What is the count of lines that hold the word "timestamp"? Give only the number.

===============

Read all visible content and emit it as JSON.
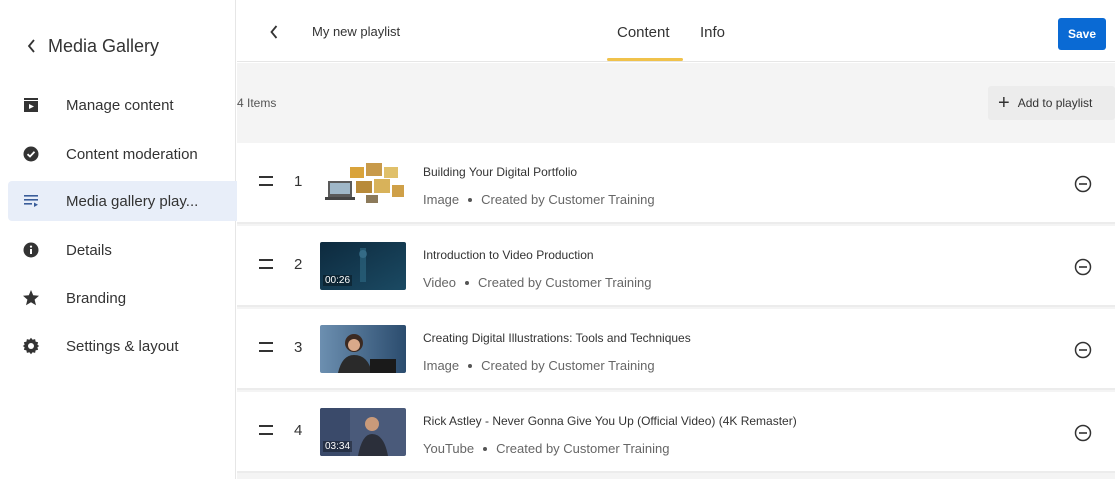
{
  "sidebar": {
    "title": "Media Gallery",
    "items": [
      {
        "label": "Manage content",
        "icon": "media-icon"
      },
      {
        "label": "Content moderation",
        "icon": "check-circle-icon"
      },
      {
        "label": "Media gallery play...",
        "icon": "playlist-icon"
      },
      {
        "label": "Details",
        "icon": "info-icon"
      },
      {
        "label": "Branding",
        "icon": "star-icon"
      },
      {
        "label": "Settings & layout",
        "icon": "gear-icon"
      }
    ]
  },
  "header": {
    "playlist_name": "My new playlist",
    "tabs": [
      {
        "label": "Content"
      },
      {
        "label": "Info"
      }
    ],
    "active_tab": "Content",
    "save_label": "Save"
  },
  "content": {
    "items_count": "4 Items",
    "add_label": "Add to playlist",
    "rows": [
      {
        "index": "1",
        "title": "Building Your Digital Portfolio",
        "type": "Image",
        "creator": "Created by Customer Training",
        "duration": ""
      },
      {
        "index": "2",
        "title": "Introduction to Video Production",
        "type": "Video",
        "creator": "Created by Customer Training",
        "duration": "00:26"
      },
      {
        "index": "3",
        "title": "Creating Digital Illustrations: Tools and Techniques",
        "type": "Image",
        "creator": "Created by Customer Training",
        "duration": ""
      },
      {
        "index": "4",
        "title": "Rick Astley - Never Gonna Give You Up (Official Video) (4K Remaster)",
        "type": "YouTube",
        "creator": "Created by Customer Training",
        "duration": "03:34"
      }
    ]
  },
  "colors": {
    "accent": "#0a6ad4",
    "active_tab_underline": "#f0c24b",
    "active_sidebar_bg": "#e8eef9"
  }
}
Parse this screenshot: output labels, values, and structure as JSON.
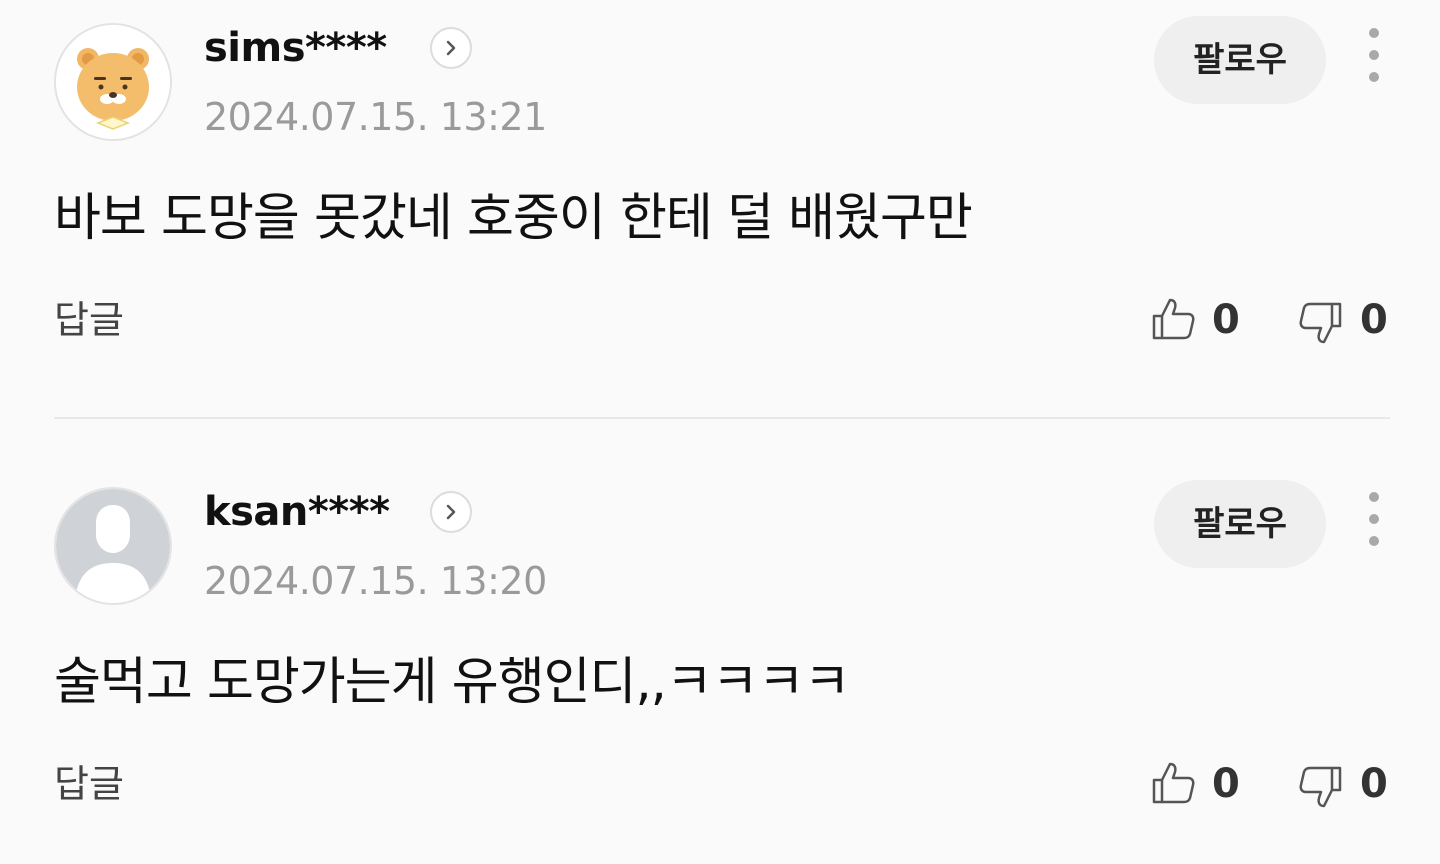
{
  "comments": [
    {
      "username": "sims****",
      "timestamp": "2024.07.15. 13:21",
      "text": "바보 도망을 못갔네 호중이 한테 덜 배웠구만",
      "follow_label": "팔로우",
      "reply_label": "답글",
      "likes": "0",
      "dislikes": "0",
      "avatar": "ryan-bear-avatar"
    },
    {
      "username": "ksan****",
      "timestamp": "2024.07.15. 13:20",
      "text": "술먹고 도망가는게 유행인디,,ㅋㅋㅋㅋ",
      "follow_label": "팔로우",
      "reply_label": "답글",
      "likes": "0",
      "dislikes": "0",
      "avatar": "default-person-avatar"
    }
  ],
  "icons": {
    "profile_link": "chevron-right-icon",
    "more": "more-vertical-icon",
    "like": "thumbs-up-icon",
    "dislike": "thumbs-down-icon"
  },
  "colors": {
    "background": "#fafafa",
    "muted_text": "#9a9a9a",
    "follow_button_bg": "#efefef"
  }
}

===============

• Written reply:
2